Data entries
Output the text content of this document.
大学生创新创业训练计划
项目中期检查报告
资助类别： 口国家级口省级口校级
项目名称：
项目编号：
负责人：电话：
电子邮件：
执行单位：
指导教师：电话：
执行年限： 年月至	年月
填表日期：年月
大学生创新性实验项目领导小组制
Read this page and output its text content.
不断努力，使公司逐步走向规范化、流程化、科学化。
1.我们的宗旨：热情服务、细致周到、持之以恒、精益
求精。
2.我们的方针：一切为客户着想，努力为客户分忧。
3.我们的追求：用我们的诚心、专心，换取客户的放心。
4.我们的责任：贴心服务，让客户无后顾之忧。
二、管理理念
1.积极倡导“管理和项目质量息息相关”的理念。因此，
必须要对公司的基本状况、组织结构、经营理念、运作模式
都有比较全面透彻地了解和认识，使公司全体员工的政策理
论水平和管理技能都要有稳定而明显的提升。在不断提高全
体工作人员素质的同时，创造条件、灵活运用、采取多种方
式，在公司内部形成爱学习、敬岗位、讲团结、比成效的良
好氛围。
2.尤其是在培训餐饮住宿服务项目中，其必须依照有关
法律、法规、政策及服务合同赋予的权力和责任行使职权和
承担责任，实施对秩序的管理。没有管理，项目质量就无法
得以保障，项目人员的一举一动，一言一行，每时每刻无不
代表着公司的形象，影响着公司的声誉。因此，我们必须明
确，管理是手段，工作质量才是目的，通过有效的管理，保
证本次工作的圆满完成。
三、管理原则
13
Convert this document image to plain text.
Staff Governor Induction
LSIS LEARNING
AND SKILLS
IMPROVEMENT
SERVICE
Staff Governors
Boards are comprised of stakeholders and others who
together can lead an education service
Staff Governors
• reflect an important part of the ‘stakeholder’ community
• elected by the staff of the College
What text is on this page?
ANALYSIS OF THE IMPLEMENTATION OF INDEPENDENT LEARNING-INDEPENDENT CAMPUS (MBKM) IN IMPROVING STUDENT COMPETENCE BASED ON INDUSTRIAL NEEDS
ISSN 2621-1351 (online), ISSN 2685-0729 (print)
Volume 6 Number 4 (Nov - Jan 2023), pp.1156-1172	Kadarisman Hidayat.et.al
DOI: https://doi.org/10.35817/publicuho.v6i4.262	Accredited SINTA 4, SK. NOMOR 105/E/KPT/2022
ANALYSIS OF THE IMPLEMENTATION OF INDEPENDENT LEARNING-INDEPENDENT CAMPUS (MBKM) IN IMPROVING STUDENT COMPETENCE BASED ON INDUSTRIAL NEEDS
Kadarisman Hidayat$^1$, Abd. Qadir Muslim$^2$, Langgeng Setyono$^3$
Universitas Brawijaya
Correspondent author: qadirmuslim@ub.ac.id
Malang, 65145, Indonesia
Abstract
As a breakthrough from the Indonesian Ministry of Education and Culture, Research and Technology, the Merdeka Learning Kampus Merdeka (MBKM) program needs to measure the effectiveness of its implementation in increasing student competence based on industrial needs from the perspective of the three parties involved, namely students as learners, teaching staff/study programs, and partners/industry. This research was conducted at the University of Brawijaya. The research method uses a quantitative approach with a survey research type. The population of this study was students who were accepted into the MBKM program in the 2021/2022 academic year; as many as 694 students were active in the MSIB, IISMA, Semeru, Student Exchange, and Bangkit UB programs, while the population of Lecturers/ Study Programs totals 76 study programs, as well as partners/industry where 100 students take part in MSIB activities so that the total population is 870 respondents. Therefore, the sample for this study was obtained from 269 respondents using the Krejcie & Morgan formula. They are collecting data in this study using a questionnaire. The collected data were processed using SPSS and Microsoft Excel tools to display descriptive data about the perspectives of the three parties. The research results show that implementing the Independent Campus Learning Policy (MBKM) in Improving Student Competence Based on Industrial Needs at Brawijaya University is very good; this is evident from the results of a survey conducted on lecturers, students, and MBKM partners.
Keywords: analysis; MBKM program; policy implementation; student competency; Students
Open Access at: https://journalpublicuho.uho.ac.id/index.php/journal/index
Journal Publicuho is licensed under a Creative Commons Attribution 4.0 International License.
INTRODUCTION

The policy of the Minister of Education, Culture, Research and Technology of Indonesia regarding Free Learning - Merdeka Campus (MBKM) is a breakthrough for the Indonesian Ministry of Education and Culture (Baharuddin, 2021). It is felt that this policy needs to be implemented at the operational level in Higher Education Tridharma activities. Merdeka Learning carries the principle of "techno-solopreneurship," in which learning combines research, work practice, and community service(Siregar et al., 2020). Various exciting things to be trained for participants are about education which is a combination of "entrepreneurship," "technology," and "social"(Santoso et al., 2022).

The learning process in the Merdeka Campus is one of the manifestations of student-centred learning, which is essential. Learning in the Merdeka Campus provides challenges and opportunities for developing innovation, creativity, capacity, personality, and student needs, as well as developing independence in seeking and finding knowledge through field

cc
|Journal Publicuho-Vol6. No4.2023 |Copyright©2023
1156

#### [TASK DESCRIPTION]
Reproduce every line of the listing above in which the string "document" appears.

#### [RESULT OF THIS EXERCISE]
Output the text content of this document.
Convert this document image to plain text.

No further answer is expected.